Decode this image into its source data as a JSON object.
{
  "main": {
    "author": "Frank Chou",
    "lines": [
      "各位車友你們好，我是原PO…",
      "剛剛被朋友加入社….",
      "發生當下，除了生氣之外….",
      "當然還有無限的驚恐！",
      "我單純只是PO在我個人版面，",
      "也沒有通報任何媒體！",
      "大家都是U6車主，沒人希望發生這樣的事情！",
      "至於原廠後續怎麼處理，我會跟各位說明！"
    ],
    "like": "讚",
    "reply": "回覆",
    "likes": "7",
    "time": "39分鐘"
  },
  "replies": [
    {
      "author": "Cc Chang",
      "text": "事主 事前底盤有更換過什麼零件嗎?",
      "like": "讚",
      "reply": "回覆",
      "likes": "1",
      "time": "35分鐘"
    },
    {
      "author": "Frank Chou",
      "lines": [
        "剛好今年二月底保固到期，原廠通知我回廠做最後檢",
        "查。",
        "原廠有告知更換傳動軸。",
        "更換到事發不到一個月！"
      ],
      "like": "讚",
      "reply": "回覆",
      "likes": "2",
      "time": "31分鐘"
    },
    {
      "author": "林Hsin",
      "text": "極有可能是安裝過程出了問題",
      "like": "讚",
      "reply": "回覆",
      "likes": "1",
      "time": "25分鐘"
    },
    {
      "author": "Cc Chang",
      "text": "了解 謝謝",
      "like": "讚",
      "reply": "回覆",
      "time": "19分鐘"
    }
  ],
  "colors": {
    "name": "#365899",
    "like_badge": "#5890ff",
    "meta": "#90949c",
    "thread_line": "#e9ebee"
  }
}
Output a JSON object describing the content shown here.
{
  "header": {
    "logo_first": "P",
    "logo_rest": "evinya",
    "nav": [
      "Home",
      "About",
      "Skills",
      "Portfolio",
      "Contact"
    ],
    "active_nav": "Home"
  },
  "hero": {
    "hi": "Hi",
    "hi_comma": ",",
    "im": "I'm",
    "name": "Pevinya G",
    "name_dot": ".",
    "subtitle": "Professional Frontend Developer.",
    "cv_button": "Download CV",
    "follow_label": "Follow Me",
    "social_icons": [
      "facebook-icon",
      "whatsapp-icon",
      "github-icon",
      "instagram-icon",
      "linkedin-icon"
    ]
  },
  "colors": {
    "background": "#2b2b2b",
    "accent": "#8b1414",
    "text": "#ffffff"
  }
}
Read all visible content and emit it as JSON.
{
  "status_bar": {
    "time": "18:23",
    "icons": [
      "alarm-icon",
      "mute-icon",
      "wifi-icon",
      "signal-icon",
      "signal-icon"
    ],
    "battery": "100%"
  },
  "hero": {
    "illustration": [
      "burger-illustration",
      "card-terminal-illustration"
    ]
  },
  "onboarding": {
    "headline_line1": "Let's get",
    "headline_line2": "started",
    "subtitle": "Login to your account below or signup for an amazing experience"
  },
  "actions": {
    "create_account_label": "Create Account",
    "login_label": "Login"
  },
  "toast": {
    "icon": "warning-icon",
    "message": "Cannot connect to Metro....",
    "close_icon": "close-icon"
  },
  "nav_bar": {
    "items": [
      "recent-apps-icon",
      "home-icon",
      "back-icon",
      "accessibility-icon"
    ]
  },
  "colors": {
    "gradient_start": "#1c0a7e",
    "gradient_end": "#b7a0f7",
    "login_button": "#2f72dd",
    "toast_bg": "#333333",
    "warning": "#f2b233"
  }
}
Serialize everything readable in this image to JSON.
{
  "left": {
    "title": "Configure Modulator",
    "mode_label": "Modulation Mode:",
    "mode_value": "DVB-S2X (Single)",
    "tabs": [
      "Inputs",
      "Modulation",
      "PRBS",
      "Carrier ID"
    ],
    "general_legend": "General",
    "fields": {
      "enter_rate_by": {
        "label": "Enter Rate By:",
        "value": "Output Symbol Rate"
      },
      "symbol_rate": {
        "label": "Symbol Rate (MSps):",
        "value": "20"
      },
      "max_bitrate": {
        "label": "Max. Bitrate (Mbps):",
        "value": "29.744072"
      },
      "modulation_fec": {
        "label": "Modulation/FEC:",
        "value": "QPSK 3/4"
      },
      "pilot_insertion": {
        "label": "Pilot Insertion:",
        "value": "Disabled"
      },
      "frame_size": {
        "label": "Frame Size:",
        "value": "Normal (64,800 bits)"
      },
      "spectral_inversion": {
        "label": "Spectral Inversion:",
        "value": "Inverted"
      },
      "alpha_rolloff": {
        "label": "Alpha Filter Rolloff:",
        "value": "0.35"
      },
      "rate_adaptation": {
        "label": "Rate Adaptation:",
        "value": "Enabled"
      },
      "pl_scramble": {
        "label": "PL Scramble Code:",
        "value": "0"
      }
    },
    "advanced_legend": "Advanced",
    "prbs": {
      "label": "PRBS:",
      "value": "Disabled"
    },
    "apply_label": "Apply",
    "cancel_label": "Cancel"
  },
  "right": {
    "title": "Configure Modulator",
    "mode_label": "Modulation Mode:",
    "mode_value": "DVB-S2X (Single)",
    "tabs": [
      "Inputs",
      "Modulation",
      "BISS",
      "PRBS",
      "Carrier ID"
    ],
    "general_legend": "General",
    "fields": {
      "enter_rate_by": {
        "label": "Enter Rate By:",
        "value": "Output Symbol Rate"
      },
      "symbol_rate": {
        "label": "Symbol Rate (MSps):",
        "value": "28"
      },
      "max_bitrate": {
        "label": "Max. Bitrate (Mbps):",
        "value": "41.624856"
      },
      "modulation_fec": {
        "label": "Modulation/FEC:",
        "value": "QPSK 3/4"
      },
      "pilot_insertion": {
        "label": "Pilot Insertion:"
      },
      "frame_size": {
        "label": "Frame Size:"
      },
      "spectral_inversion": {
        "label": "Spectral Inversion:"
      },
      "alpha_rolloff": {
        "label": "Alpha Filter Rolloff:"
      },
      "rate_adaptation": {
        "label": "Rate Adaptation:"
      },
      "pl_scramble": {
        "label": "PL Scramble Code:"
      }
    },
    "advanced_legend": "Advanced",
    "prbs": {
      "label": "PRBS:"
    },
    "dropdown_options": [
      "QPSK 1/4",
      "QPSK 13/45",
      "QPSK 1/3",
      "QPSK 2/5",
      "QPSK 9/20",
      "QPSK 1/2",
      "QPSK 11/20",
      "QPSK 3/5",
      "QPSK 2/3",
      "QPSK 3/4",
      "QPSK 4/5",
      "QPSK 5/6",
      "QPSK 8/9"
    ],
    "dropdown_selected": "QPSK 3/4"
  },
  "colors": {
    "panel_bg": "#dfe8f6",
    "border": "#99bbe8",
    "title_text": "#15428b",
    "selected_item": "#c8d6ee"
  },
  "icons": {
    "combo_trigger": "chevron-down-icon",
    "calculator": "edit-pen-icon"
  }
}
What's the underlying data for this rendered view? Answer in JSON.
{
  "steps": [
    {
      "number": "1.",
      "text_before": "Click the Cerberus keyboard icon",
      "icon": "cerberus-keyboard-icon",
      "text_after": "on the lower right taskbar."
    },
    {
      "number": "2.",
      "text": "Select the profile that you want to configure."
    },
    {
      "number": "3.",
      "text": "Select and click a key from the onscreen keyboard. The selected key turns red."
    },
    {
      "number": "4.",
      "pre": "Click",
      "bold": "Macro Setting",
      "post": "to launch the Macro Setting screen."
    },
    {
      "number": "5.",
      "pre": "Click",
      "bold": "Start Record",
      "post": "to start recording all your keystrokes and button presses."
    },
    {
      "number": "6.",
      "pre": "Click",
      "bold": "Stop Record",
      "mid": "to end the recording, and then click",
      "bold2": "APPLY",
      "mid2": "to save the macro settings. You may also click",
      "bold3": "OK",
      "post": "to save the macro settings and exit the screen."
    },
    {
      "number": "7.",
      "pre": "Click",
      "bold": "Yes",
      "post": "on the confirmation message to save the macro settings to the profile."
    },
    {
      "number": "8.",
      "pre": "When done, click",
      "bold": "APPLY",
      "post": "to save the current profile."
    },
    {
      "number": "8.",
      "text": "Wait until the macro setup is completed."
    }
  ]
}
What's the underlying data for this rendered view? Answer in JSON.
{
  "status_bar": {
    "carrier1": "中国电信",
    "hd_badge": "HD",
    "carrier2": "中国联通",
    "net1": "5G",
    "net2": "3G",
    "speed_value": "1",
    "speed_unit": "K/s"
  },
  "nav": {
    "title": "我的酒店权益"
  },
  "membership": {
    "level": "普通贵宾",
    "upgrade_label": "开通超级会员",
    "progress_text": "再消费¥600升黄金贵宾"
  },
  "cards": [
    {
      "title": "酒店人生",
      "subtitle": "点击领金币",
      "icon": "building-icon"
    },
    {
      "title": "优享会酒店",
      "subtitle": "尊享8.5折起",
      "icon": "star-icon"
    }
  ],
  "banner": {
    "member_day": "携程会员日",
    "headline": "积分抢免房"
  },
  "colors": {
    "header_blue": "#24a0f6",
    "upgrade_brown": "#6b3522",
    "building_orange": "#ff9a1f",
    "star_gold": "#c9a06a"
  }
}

• • • • •

### [WORK TO COMPLETE]
Gather every line from the listing above in which "time" appears, and copy those lines.

### [TASK SOLUTION]
    "time": "39分鐘"
      "time": "35分鐘"
      "time": "31分鐘"
      "time": "25分鐘"
      "time": "19分鐘"
    "time": "18:23",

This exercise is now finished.